[Items listed in a dataset]

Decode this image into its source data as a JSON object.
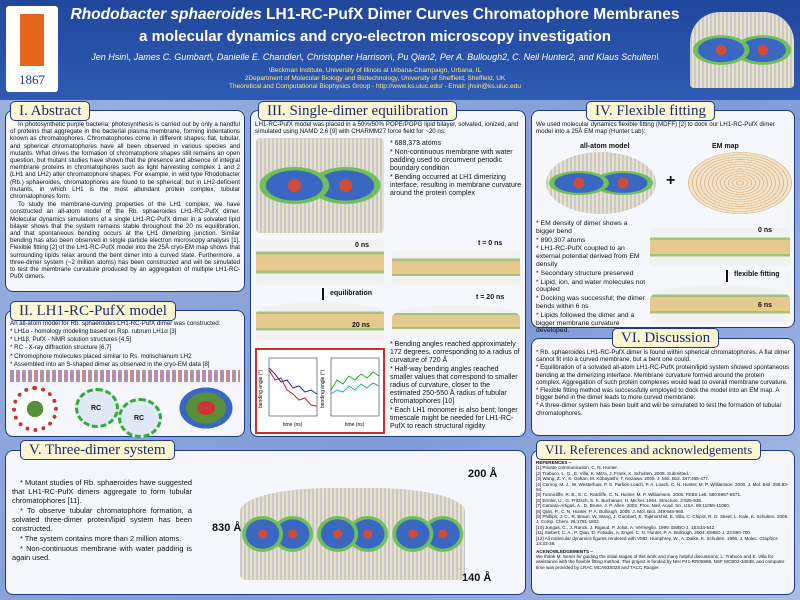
{
  "header": {
    "title_species": "Rhodobacter sphaeroides",
    "title_rest": "LH1-RC-PufX Dimer Curves Chromatophore Membranes",
    "subtitle": "a molecular dynamics and cryo-electron microscopy investigation",
    "authors": "Jen Hsin\\, James C. Gumbart\\, Danielle E. Chandler\\, Christopher Harrison\\, Pu Qian2, Per A. Bullough2, C. Neil Hunter2, and Klaus Schulten\\",
    "affiliations": [
      "\\Beckman Institute, University of Illinois at Urbana-Champaign, Urbana, IL",
      "2Department of Molecular Biology and Biotechnology, University of Sheffield, Sheffield, UK",
      "Theoretical and Computational Biophysics Group - http://www.ks.uiuc.edu/ - Email: jhsin@ks.uiuc.edu"
    ],
    "logo_year": "1867"
  },
  "abstract": {
    "heading": "I. Abstract",
    "paragraphs": [
      "In photosynthetic purple bacteria, photosynthesis is carried out by only a handful of proteins that aggregate in the bacterial plasma membrane, forming indentations known as chromatophores. Chromatophores come in different shapes; flat, tubular, and spherical chromatophores have all been observed in various species and mutants. What drives the formation of chromatophore shapes still remains an open question, but mutant studies have shown that the presence and absence of integral membrane proteins in chromatophores such as light harvesting complex 1 and 2 (LH1 and LH2) alter chromatophore shapes. For example, in wild type Rhodobacter (Rb.) sphaeroides, chromatophores are found to be spherical; but in LH2-deficient mutants, in which LH1 is the most abundant protein complex, tubular chromatophores form.",
      "To study the membrane-curving properties of the LH1 complex, we have constructed an all-atom model of the Rb. sphaeroides LH1-RC-PufX dimer. Molecular dynamics simulations of a single LH1-RC-PufX dimer in a solvated lipid bilayer shows that the system remains stable throughout the 20 ns equilibration, and that spontaneous bending occurs at the LH1 dimerizing junction. Similar bending has also been observed in single particle electron microscopy analysis [1]. Flexible fitting [2] of the LH1-RC-PufX model into the 25Å cryo-EM map shows that surrounding lipids relax around the bent dimer into a curved state. Furthermore, a three-dimer system (~2 million atoms) has been constructed and will be simulated to test the membrane curvature produced by an aggregation of multiple LH1-RC-PufX dimers."
    ]
  },
  "model": {
    "heading": "II. LH1-RC-PufX model",
    "intro": "An all-atom model for Rb. sphaeroides LH1-RC-PufX dimer was constructed:",
    "bullets": [
      "* LH1α - homology modeling based on Rsp. rubrum LH1α [3]",
      "* LH1β, PufX - NMR solution structures [4,5]",
      "* RC - X-ray diffraction structure [6,7]",
      "* Chromophore molecules placed similar to Rs. molischianum LH2",
      "* Assembled into an S-shaped dimer as observed in the cryo-EM data [8]"
    ],
    "figure_label": "RC"
  },
  "equilibration": {
    "heading": "III. Single-dimer equilibration",
    "intro": "LH1-RC-PufX model was placed in a 50%/50% POPE/POPG lipid bilayer, solvated, ionized, and simulated using NAMD 2.6 [9] with CHARMM27 force field for ~20 ns:",
    "bullets": [
      "* 688,373 atoms",
      "* Non-continuous membrane with water padding used to circumvent periodic boundary condition",
      "* Bending occurred at LH1 dimerizing interface, resulting in membrane curvature around the protein complex"
    ],
    "labels": {
      "start": "0 ns",
      "arrow": "equilibration",
      "end": "20 ns",
      "t_start": "t = 0 ns",
      "t_end": "t = 20 ns"
    },
    "results": [
      "* Bending angles reached approximately 172 degrees, corresponding to a radius of curvature of 720 Å",
      "* Half-way bending angles reached smaller values that correspond to smaller radius of curvature, closer to the estimated 250-550 Å radius of tubular chromatophores [10]",
      "* Each LH1 monomer is also bent; longer timescale might be needed for LH1-RC-PufX to reach structural rigidity"
    ],
    "plot_ylabel": "bending angle (°)",
    "plot_xlabel": "time (ns)"
  },
  "fitting": {
    "heading": "IV. Flexible fitting",
    "intro": "We used molecular dynamics flexible fitting (MDFF) [2] to dock our LH1-RC-PufX dimer model into a 25Å EM map (Hunter Lab):",
    "model_label": "all-atom model",
    "map_label": "EM map",
    "plus": "+",
    "bullets": [
      "* EM density of dimer shows a bigger bend",
      "* 890,307 atoms",
      "* LH1-RC-PufX coupled to an external potential derived from EM density",
      "* Secondary structure preserved",
      "* Lipid, ion, and water molecules not coupled",
      "* Docking was successful; the dimer bends within 6 ns",
      "* Lipids followed the dimer and a bigger membrane curvature developed."
    ],
    "labels": {
      "start": "0 ns",
      "arrow": "flexible fitting",
      "end": "6 ns"
    }
  },
  "discussion": {
    "heading": "VI. Discussion",
    "bullets": [
      "* Rb. sphaeroides LH1-RC-PufX dimer is found within spherical chromatophores. A flat dimer cannot fit into a curved membrane, but a bent one could.",
      "* Equilibration of a solvated all-atom LH1-RC-PufX protein/lipid system showed spontaneous bending at the dimerizing interface. Membrane curvature formed around the protein complex. Aggregation of such protein complexes would lead to overall membrane curvature.",
      "* Flexible fitting method was successfully employed to dock the model into an EM map. A bigger bend in the dimer leads to more curved membrane.",
      "* A three-dimer system has been built and will be simulated to test the formation of tubular chromatophores."
    ]
  },
  "three_dimer": {
    "heading": "V. Three-dimer system",
    "bullets": [
      "* Mutant studies of Rb. sphaeroides have suggested that LH1-RC-PufX dimers aggregate to form tubular chromatophores [11].",
      "* To observe tubular chromatophore formation, a solvated three-dimer protein/lipid system has been constructed.",
      "* The system contains more than 2 million atoms.",
      "* Non-continuous membrane with water padding is again used."
    ],
    "dimensions": {
      "top": "200 Å",
      "left": "830 Å",
      "bottom": "140 Å"
    }
  },
  "references": {
    "heading": "VII. References and acknowledgements",
    "refs_title": "REFERENCES –",
    "refs": [
      "[1] Private communication, C. N. Hunter.",
      "[2] Trabuco, L. G., E. Villa, K. Mitra, J. Frank, K. Schulten. 2008. Submitted.",
      "[3] Wang, Z. Y., K. Gokan, M. Kobayashi, T. Nozawa. 2005. J. Mol. Biol. 347:465-477.",
      "[4] Conroy, M. J., W. Westerhuis, P. S. Parkes-Loach, P. A. Loach, C. N. Hunter, M. P. Williamson. 2000. J. Mol. Biol. 298:83-94.",
      "[5] Tunnicliffe, R. B., E. C. Ratcliffe, C. N. Hunter, M. P. Williamson. 2006. FEBS Lett. 580:6967-6971.",
      "[6] Ermler, U., G. Fritzsch, S. K. Buchanan, H. Michel. 1994. Structure. 2:925-936.",
      "[7] Camara-Artigas, A., D. Brune, J. P. Allen. 2002. Proc. Natl. Acad. Sci. USA. 99:11055-11060.",
      "[8] Qian, P., C. N. Hunter, P. A. Bullough. 2005. J. Mol. Biol. 349:948-960.",
      "[9] Phillips, J. C., R. Braun, W. Wang, J. Gumbart, E. Tajkhorshid, E. Villa, C. Chipot, R. D. Skeel, L. Kale, K. Schulten. 2005. J. Comp. Chem. 26:1781-1802.",
      "[10] Jungas, C., J. Ranck, J. Rigaud, P. Joliot, A. Vermeglio. 1999. EMBO J. 18:534-542.",
      "[11] Siebert, C. A., P. Qian, D. Fotiadis, A. Engel, C. N. Hunter, P. A. Bullough. 2004. EMBO J. 23:690-700.",
      "[12] All molecular dynamics figures rendered with VMD: Humphrey, W., A. Dalke, K. Schulten. 1996. J. Molec. Graphics 14:33-38."
    ],
    "ack_title": "ACKNOWLEDGEMENTS –",
    "ack": "We thank M. Sener for guiding the initial stages of this work and many helpful discussions; L. Trabuco and E. Villa for assistance with the flexible fitting method. This project is funded by NIH P41-RR05969, NSF MCB02-34938, and computer time was provided by LRAC MCA93S028 and TACC Ranger."
  }
}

* [Instructions for the task]: Lines holding the word "angles" are the answer; copy every one from the records above.

* [Task output]:
      "* Bending angles reached approximately 172 degrees, corresponding to a radius of curvature of 720 Å",
      "* Half-way bending angles reached smaller values that correspond to smaller radius of curvature, closer to the estimated 250-550 Å radius of tubular chromatophores [10]",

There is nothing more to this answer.